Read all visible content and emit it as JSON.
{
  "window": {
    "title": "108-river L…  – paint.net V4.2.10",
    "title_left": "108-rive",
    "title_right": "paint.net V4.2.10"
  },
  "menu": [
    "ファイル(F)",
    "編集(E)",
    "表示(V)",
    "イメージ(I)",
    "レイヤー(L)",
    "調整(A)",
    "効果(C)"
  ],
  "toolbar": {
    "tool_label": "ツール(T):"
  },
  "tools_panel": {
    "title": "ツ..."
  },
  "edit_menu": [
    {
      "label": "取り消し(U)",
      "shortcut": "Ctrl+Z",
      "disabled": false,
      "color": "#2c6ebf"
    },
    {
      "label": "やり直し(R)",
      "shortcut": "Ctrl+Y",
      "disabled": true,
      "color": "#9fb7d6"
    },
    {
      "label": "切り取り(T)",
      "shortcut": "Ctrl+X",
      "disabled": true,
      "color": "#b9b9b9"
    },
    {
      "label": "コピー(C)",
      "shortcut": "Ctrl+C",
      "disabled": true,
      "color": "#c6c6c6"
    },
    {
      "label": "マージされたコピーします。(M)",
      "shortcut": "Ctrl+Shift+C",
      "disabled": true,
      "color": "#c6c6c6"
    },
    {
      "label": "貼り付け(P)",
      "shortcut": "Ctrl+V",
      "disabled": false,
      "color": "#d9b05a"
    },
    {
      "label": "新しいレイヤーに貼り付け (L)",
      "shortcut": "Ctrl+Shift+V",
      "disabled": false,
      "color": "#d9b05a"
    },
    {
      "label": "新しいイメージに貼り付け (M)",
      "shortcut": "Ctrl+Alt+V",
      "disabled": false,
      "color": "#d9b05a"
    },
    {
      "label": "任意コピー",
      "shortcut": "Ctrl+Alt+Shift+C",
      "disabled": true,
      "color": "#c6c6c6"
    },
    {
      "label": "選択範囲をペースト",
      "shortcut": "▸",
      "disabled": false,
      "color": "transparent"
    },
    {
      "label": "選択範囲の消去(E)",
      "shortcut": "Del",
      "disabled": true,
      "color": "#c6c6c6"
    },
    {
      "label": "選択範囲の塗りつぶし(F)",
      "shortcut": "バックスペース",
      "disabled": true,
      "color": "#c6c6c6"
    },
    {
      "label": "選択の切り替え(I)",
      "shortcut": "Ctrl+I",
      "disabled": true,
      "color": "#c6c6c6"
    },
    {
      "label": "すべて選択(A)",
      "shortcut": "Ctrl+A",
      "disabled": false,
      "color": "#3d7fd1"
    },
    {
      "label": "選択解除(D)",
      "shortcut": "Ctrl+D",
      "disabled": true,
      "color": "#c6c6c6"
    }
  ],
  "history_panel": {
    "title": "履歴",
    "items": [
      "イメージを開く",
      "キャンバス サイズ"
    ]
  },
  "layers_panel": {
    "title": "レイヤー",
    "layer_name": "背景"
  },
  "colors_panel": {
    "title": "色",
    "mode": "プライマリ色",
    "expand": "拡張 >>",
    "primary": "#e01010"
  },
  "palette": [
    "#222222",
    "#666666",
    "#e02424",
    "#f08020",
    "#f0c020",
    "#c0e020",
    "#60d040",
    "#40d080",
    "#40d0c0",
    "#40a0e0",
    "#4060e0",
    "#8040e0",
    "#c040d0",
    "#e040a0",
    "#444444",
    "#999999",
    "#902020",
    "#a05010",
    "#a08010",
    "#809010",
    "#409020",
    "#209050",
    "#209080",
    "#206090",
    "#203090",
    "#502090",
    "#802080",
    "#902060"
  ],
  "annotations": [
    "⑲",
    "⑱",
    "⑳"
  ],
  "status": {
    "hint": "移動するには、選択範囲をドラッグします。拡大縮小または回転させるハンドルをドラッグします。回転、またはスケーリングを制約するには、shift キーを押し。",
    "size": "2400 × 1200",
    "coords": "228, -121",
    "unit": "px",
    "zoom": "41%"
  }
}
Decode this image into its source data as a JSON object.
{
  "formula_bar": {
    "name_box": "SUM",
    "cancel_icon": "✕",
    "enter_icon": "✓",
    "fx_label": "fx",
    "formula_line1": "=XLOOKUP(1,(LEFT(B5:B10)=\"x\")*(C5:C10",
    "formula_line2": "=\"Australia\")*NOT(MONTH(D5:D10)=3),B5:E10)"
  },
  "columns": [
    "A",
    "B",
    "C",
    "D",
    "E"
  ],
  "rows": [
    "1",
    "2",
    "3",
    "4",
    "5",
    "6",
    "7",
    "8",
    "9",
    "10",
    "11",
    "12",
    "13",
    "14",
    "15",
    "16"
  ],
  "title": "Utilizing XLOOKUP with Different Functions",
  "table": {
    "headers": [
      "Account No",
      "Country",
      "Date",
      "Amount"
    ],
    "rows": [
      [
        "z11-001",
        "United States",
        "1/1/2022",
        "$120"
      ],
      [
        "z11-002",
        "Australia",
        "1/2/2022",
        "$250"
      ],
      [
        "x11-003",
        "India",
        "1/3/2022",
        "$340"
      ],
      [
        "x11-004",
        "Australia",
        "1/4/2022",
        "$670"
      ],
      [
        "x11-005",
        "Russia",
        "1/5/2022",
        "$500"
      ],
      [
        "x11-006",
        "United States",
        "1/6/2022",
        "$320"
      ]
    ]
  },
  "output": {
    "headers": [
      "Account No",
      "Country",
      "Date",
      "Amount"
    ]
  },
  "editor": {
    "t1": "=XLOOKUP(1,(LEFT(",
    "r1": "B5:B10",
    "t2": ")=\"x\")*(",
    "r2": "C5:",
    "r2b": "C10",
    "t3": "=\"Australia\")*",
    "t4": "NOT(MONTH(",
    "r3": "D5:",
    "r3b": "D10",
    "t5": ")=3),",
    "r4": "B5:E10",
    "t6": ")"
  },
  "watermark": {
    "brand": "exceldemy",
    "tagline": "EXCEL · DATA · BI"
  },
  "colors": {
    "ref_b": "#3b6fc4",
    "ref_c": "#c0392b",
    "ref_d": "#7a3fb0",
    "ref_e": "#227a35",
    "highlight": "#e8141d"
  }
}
---+---
## [Exercise prompt]
List all lines from the entries that include the word "Australia".

## [Reply]
    "formula_line2": "=\"Australia\")*NOT(MONTH(D5:D10)=3),B5:E10)"
        "Australia",
        "Australia",
    "t3": "=\"Australia\")*",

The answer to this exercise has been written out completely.